* [YOUR INSTRUCTIONS] Examine the entries below, count the lines holding the string "text", and respond with the number only.
···
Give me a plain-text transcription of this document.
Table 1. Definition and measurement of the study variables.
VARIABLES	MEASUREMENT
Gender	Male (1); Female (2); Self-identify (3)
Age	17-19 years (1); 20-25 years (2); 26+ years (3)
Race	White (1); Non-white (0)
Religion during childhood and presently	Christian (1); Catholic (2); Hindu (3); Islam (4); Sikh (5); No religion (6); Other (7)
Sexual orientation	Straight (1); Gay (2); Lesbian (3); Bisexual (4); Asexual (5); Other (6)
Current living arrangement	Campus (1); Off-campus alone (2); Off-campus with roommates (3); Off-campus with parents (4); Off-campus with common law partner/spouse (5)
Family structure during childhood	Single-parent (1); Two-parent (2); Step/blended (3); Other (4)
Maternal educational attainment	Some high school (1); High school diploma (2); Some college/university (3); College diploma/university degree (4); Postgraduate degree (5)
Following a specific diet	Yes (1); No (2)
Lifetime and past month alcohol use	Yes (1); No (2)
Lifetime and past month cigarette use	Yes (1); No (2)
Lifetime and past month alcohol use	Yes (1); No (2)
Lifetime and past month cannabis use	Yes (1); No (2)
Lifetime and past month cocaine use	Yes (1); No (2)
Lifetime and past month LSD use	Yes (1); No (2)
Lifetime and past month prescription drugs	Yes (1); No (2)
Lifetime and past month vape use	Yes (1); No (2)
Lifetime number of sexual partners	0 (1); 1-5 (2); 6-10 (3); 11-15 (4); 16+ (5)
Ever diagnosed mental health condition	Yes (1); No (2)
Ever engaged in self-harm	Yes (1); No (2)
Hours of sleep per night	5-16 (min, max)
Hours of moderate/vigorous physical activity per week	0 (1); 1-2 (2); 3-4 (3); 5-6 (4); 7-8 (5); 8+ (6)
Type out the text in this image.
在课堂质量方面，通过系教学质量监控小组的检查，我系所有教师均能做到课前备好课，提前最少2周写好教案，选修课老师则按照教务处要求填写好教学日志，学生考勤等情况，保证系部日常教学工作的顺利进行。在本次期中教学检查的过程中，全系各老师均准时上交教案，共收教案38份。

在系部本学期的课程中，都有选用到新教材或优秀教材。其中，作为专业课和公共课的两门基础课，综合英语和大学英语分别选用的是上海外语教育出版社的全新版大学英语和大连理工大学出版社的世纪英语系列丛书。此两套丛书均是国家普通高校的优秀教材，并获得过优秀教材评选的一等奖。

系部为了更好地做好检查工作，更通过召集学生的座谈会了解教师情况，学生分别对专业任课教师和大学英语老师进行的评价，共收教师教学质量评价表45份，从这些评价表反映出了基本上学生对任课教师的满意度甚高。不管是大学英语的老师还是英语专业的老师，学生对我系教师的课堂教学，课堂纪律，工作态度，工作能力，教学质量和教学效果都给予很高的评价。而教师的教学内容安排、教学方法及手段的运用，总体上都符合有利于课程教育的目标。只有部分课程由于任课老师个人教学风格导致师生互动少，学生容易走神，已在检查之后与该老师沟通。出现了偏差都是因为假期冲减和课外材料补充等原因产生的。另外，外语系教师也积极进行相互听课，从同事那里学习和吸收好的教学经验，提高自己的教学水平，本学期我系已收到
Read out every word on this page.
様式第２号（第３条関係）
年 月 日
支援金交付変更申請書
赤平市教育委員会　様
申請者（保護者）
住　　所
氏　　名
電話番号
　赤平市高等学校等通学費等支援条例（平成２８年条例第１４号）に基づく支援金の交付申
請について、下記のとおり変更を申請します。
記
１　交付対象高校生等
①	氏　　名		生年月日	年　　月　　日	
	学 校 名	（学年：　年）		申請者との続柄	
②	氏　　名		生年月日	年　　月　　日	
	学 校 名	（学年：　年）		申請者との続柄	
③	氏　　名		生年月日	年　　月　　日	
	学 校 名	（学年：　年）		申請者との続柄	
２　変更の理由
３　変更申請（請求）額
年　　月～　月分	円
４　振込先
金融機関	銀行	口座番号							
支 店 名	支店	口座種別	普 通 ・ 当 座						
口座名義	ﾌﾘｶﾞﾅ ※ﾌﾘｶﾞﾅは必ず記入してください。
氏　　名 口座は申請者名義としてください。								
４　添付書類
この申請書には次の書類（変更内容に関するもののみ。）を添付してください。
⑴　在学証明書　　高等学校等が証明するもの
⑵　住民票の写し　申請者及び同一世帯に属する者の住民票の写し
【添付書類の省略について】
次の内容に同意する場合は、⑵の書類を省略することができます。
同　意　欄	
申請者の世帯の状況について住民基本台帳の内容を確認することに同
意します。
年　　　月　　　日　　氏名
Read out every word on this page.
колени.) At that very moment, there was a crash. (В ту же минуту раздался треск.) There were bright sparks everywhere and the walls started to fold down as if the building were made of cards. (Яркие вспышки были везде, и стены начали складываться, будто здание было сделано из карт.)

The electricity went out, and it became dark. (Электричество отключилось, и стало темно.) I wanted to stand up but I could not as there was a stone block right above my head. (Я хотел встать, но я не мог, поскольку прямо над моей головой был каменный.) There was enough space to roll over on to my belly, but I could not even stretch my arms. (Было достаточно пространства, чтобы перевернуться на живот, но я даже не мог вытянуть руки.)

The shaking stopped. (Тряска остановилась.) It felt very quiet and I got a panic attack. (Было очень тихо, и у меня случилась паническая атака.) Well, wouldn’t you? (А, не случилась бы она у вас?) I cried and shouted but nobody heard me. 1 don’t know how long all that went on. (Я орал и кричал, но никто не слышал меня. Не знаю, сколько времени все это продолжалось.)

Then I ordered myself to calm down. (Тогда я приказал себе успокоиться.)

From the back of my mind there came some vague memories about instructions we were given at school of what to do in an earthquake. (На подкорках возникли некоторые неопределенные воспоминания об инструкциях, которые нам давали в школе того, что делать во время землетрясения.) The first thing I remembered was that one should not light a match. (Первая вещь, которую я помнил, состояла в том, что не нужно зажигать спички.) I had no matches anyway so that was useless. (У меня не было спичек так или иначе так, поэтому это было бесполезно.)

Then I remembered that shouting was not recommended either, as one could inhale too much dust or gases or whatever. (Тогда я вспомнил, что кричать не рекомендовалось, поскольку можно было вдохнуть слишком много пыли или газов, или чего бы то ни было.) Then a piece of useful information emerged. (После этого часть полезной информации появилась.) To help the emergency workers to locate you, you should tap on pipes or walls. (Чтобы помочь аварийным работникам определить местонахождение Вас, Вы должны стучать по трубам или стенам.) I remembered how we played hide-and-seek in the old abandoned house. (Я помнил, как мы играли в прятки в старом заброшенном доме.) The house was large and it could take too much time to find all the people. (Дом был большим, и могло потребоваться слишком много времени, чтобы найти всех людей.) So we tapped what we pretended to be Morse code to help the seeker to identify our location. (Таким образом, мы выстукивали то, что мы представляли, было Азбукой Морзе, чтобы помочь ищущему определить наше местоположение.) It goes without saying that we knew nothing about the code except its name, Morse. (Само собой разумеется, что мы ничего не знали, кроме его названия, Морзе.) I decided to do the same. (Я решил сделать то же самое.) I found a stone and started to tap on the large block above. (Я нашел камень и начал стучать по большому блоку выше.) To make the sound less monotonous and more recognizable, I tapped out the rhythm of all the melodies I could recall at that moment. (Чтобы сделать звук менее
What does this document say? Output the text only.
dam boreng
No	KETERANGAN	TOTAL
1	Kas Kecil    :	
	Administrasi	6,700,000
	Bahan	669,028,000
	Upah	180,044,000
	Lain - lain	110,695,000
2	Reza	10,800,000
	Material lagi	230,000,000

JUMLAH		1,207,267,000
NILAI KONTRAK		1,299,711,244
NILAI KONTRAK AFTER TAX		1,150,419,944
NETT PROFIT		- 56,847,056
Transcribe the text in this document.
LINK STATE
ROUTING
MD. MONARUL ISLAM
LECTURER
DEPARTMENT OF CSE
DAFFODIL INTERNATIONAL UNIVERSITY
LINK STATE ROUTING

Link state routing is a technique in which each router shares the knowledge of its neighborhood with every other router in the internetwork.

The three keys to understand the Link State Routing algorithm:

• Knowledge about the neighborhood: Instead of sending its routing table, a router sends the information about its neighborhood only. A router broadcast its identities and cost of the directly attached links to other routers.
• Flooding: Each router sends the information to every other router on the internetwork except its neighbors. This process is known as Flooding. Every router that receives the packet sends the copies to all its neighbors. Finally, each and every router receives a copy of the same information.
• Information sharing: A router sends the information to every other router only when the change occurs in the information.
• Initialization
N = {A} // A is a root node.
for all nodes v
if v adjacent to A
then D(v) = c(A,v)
···
* [FULL ANSWER] 4